TASK STATEMENT = Every line of the material is to be repeated exactly as it stands.

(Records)
##############################

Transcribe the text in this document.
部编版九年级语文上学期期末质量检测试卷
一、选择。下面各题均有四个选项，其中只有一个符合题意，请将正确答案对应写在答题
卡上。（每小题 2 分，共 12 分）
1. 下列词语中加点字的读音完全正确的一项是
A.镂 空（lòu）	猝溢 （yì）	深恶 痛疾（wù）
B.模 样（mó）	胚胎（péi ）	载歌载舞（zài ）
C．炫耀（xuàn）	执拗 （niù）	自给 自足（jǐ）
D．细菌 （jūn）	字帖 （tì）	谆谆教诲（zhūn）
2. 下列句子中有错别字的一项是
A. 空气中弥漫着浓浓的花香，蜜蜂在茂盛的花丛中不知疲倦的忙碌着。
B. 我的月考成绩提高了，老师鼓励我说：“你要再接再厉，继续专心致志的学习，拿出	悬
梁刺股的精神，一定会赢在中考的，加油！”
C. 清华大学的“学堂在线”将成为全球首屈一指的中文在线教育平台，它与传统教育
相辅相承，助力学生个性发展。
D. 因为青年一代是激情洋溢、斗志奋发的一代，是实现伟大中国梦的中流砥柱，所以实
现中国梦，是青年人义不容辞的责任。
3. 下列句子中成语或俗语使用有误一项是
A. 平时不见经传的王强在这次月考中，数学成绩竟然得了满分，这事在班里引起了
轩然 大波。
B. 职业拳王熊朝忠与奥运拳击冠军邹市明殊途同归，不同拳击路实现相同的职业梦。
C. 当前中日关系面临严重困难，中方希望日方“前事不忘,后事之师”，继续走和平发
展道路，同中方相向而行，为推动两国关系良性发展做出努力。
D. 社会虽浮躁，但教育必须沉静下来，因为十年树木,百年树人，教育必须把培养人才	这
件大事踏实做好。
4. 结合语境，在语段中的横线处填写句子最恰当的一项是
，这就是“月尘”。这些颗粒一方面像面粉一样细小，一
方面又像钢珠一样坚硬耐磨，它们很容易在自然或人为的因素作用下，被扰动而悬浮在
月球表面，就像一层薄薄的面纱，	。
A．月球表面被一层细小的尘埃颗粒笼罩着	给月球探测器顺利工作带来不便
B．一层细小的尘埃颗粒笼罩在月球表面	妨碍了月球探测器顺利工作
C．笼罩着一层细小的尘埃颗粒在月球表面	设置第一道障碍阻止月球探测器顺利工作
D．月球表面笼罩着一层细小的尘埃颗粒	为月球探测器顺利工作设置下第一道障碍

##############################

TASK ANSWER =
Transcribe the text in this document.
部编版九年级语文上学期期末质量检测试卷
一、选择。下面各题均有四个选项，其中只有一个符合题意，请将正确答案对应写在答题
卡上。（每小题 2 分，共 12 分）
1. 下列词语中加点字的读音完全正确的一项是
A.镂 空（lòu）	猝溢 （yì）	深恶 痛疾（wù）
B.模 样（mó）	胚胎（péi ）	载歌载舞（zài ）
C．炫耀（xuàn）	执拗 （niù）	自给 自足（jǐ）
D．细菌 （jūn）	字帖 （tì）	谆谆教诲（zhūn）
2. 下列句子中有错别字的一项是
A. 空气中弥漫着浓浓的花香，蜜蜂在茂盛的花丛中不知疲倦的忙碌着。
B. 我的月考成绩提高了，老师鼓励我说：“你要再接再厉，继续专心致志的学习，拿出	悬
梁刺股的精神，一定会赢在中考的，加油！”
C. 清华大学的“学堂在线”将成为全球首屈一指的中文在线教育平台，它与传统教育
相辅相承，助力学生个性发展。
D. 因为青年一代是激情洋溢、斗志奋发的一代，是实现伟大中国梦的中流砥柱，所以实
现中国梦，是青年人义不容辞的责任。
3. 下列句子中成语或俗语使用有误一项是
A. 平时不见经传的王强在这次月考中，数学成绩竟然得了满分，这事在班里引起了
轩然 大波。
B. 职业拳王熊朝忠与奥运拳击冠军邹市明殊途同归，不同拳击路实现相同的职业梦。
C. 当前中日关系面临严重困难，中方希望日方“前事不忘,后事之师”，继续走和平发
展道路，同中方相向而行，为推动两国关系良性发展做出努力。
D. 社会虽浮躁，但教育必须沉静下来，因为十年树木,百年树人，教育必须把培养人才	这
件大事踏实做好。
4. 结合语境，在语段中的横线处填写句子最恰当的一项是
，这就是“月尘”。这些颗粒一方面像面粉一样细小，一
方面又像钢珠一样坚硬耐磨，它们很容易在自然或人为的因素作用下，被扰动而悬浮在
月球表面，就像一层薄薄的面纱，	。
A．月球表面被一层细小的尘埃颗粒笼罩着	给月球探测器顺利工作带来不便
B．一层细小的尘埃颗粒笼罩在月球表面	妨碍了月球探测器顺利工作
C．笼罩着一层细小的尘埃颗粒在月球表面	设置第一道障碍阻止月球探测器顺利工作
D．月球表面笼罩着一层细小的尘埃颗粒	为月球探测器顺利工作设置下第一道障碍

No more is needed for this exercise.